PROBLEM DESCRIPTION :: Check every line of the entries that follow, and copy the ones containing "反射角等于入射角".

MATERIAL FOR THIS TASK ::
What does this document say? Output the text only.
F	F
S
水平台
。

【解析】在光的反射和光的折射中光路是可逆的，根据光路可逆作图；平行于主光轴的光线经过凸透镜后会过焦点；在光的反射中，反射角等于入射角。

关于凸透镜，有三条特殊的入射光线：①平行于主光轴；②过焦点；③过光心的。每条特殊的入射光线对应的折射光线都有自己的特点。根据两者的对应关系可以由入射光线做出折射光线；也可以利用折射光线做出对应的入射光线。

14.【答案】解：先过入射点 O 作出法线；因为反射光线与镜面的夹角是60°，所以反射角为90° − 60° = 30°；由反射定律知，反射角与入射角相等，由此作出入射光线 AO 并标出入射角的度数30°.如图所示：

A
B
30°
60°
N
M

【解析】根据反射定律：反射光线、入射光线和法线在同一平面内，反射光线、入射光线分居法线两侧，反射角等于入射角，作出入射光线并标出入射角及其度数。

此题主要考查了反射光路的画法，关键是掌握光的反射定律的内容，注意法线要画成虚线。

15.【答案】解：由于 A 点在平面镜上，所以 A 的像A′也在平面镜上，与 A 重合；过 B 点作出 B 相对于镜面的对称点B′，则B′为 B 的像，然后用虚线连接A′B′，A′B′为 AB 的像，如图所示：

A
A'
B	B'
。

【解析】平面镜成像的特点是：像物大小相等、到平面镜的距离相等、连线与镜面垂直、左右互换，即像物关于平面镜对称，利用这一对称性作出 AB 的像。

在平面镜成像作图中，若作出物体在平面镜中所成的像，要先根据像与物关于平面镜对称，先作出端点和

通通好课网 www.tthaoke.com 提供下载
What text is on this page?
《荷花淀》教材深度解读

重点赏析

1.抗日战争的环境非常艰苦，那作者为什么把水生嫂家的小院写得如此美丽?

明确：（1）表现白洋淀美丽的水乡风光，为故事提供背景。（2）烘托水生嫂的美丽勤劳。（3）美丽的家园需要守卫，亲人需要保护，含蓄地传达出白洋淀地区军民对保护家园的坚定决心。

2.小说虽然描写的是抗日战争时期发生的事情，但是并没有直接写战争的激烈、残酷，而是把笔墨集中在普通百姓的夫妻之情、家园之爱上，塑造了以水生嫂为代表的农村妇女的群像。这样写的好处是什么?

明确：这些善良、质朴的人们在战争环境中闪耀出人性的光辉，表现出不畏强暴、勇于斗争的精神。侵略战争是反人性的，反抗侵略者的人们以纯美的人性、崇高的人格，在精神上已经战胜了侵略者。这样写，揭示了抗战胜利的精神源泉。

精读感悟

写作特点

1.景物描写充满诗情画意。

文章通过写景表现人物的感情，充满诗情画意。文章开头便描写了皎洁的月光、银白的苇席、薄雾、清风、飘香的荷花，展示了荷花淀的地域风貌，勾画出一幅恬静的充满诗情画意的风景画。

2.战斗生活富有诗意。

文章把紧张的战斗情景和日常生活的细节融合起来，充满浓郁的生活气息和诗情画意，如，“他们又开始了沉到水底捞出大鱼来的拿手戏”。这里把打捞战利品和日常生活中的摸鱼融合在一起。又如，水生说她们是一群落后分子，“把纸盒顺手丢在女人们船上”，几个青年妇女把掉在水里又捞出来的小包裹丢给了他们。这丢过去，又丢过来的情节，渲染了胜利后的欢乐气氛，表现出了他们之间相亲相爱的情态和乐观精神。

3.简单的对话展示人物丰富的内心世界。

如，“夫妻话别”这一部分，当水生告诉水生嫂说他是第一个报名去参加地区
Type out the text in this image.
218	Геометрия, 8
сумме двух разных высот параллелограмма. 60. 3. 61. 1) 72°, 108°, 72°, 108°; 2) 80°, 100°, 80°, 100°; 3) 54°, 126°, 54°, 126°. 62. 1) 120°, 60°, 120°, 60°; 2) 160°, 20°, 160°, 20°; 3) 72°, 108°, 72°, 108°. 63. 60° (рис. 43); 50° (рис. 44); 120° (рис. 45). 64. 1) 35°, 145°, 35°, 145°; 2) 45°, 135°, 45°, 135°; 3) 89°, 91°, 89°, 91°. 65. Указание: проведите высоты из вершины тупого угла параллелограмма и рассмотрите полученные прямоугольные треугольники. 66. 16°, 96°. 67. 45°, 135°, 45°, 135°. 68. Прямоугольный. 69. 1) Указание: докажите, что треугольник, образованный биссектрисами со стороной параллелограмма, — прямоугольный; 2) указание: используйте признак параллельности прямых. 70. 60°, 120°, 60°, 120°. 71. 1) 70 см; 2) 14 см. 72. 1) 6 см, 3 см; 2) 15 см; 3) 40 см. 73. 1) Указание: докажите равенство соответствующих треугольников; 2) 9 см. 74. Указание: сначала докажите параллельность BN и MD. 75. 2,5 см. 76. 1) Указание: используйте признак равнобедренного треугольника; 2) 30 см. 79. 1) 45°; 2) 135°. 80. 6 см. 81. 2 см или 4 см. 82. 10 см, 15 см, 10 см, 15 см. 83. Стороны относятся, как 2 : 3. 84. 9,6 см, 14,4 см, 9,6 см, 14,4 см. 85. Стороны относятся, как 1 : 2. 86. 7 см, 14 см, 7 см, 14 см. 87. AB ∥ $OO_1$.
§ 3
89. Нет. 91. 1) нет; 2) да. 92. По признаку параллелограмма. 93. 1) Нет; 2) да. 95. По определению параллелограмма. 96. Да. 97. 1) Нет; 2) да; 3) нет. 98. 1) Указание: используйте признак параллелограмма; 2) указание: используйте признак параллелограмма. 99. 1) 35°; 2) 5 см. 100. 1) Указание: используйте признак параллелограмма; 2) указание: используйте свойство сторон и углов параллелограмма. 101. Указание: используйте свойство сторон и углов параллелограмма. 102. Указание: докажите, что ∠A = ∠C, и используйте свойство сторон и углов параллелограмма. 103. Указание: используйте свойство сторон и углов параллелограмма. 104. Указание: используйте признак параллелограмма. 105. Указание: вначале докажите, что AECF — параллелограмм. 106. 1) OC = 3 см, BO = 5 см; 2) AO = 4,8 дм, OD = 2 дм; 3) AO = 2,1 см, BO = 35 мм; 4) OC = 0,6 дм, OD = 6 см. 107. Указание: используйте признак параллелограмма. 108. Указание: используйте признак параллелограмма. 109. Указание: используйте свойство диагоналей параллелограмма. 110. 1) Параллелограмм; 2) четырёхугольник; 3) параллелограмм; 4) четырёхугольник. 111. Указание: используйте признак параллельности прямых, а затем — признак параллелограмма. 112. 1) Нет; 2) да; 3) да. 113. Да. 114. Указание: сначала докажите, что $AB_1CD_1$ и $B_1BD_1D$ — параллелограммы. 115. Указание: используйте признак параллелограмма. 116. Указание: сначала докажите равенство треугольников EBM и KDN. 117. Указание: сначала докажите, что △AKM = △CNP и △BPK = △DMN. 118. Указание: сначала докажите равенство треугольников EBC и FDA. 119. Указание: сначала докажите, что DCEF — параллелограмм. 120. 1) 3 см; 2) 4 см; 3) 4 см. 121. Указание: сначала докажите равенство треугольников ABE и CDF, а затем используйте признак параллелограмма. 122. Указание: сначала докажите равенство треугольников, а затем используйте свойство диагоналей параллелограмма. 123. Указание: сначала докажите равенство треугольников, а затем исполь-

RESPONSE BELOW ::
【解析】在光的反射和光的折射中光路是可逆的，根据光路可逆作图；平行于主光轴的光线经过凸透镜后会过焦点；在光的反射中，反射角等于入射角。
【解析】根据反射定律：反射光线、入射光线和法线在同一平面内，反射光线、入射光线分居法线两侧，反射角等于入射角，作出入射光线并标出入射角及其度数。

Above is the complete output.